Pick out each line containing the string "Csoma".

## Stored rows
▼

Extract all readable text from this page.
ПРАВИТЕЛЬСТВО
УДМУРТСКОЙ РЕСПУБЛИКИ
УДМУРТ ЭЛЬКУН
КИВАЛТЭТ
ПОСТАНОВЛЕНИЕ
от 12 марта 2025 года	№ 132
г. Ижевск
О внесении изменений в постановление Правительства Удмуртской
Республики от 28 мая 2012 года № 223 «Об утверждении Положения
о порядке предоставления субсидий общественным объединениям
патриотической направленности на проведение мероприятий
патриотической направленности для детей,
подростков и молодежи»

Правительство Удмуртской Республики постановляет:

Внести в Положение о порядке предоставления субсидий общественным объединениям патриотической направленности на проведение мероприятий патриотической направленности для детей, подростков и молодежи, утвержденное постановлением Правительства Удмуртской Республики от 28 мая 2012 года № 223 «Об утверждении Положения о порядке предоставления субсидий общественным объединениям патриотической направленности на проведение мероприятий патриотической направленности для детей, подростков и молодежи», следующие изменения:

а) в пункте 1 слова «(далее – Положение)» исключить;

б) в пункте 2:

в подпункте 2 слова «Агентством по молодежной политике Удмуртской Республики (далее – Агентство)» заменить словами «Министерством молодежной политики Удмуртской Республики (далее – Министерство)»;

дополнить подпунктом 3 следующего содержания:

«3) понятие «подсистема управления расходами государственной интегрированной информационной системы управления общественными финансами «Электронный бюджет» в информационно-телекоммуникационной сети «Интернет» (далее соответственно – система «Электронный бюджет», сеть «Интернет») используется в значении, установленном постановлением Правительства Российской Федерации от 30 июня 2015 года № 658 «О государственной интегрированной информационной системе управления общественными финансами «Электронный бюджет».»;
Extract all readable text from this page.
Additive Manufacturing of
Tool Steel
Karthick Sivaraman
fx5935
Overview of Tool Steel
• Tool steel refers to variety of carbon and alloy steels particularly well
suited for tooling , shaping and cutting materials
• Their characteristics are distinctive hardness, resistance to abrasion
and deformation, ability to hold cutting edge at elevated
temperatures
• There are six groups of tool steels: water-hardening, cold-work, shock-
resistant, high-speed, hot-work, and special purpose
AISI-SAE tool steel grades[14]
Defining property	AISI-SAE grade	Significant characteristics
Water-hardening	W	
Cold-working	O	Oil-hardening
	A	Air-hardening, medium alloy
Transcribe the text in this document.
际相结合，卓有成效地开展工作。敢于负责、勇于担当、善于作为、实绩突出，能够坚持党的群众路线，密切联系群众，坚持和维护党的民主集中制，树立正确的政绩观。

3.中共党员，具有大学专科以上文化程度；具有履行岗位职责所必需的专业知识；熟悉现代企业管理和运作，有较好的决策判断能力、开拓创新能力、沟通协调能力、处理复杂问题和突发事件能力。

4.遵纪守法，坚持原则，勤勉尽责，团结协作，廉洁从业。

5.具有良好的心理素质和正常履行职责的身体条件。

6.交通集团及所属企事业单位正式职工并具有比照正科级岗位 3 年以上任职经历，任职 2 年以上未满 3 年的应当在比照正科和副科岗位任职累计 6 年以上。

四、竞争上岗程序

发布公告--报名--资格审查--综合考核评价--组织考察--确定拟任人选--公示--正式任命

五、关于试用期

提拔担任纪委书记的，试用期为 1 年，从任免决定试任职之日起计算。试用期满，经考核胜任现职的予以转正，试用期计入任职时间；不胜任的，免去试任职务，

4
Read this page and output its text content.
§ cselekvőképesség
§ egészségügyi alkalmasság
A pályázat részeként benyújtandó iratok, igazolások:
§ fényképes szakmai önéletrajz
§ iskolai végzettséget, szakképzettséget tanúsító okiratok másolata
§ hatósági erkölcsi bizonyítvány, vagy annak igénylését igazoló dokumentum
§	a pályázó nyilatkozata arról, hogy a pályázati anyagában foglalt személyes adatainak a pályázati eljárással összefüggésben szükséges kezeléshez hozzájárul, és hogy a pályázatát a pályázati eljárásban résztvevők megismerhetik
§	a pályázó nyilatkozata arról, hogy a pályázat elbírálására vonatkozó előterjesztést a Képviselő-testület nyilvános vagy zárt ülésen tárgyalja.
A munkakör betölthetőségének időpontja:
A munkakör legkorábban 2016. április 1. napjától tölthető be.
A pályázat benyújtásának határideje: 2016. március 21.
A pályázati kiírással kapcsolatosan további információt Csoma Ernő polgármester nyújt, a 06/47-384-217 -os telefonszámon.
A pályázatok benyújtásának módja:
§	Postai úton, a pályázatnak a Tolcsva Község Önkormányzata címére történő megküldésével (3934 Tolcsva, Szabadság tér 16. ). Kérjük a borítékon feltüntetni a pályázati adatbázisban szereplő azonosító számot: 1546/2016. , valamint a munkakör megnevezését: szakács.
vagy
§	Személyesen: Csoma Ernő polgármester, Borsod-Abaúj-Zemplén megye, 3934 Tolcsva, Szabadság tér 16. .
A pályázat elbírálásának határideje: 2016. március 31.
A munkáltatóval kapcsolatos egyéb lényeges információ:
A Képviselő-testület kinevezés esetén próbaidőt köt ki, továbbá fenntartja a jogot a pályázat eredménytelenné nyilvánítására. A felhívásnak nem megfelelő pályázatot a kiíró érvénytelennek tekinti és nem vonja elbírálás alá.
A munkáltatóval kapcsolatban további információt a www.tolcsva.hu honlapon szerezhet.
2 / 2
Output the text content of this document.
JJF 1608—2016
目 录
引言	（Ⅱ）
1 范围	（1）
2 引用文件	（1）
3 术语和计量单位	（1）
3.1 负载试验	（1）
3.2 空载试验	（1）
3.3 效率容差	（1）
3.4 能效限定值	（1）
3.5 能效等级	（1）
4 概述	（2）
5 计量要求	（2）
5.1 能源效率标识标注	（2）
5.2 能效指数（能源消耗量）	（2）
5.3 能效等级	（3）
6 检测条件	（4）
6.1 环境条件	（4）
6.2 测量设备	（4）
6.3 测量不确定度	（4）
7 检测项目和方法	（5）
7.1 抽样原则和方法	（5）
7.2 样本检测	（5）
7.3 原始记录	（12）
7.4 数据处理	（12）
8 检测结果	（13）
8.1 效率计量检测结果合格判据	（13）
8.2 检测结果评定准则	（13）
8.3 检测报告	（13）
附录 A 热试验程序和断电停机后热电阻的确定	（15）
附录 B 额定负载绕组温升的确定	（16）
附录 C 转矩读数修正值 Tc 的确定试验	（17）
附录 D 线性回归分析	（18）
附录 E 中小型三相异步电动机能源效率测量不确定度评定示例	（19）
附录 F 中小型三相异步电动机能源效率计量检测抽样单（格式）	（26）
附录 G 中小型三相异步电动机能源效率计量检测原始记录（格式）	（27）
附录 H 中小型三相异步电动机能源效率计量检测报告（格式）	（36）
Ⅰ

▲

## Solution to this exercise
A pályázati kiírással kapcsolatosan további információt Csoma Ernő polgármester nyújt, a 06/47-384-217 -os telefonszámon.
§	Személyesen: Csoma Ernő polgármester, Borsod-Abaúj-Zemplén megye, 3934 Tolcsva, Szabadság tér 16. .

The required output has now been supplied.